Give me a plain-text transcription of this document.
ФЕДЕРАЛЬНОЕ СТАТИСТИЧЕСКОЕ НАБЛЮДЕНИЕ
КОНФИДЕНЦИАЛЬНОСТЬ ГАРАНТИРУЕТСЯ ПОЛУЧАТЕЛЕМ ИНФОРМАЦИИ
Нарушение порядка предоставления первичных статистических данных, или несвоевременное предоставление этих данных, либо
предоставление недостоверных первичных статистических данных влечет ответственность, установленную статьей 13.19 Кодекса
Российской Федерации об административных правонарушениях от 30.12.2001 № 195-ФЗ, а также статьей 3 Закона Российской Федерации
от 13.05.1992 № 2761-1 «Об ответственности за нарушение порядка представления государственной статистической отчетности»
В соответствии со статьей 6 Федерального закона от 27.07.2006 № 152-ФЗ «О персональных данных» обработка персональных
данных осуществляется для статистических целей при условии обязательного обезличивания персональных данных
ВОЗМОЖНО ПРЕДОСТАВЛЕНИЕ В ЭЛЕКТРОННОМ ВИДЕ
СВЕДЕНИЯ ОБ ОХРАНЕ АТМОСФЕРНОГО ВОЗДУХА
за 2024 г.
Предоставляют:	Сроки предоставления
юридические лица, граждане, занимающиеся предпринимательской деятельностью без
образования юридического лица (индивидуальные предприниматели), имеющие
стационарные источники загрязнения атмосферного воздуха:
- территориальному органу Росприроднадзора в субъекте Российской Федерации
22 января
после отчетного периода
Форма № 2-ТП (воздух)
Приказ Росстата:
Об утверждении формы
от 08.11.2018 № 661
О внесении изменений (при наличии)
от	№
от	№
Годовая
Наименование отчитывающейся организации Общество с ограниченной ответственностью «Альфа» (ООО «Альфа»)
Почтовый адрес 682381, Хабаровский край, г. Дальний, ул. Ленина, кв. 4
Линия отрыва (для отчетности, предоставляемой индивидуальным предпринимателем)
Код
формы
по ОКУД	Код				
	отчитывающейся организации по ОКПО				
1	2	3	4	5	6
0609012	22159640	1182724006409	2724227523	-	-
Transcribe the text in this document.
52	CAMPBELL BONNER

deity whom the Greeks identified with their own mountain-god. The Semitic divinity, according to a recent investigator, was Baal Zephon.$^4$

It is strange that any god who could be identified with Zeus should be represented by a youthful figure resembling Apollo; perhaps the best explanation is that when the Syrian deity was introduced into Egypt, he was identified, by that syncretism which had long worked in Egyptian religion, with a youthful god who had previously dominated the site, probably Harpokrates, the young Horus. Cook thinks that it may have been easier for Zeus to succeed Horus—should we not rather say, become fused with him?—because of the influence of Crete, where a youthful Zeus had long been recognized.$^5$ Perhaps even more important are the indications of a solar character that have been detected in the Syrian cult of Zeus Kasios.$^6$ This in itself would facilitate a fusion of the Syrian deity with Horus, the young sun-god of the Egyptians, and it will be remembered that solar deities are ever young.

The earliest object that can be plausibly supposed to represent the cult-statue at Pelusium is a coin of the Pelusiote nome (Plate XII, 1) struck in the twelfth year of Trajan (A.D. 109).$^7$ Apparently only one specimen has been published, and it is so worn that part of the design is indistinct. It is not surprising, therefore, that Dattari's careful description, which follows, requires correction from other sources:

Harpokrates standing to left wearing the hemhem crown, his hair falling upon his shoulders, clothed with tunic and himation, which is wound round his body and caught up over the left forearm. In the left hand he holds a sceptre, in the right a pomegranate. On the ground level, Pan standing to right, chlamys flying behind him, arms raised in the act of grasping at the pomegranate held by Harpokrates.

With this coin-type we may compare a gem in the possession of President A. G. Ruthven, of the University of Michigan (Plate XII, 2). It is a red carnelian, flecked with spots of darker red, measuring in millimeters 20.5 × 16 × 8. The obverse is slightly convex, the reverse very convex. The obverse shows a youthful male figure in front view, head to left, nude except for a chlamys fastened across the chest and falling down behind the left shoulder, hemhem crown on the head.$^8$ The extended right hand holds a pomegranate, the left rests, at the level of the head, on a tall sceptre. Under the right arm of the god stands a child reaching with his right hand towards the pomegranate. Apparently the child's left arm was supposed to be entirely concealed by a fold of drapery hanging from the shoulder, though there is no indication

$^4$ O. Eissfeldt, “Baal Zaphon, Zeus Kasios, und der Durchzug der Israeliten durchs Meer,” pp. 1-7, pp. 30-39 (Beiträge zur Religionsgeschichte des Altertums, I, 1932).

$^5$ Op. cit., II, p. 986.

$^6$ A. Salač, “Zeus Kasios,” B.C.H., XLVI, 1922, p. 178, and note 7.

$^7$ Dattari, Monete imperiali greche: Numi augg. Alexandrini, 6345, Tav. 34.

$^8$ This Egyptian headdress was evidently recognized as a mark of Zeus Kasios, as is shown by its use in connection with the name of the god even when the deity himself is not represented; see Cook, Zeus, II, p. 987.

→ **Request**:
Tally the lines in the listing that hold "Apparently" and report the number alone.

→ **Output for this task**:
2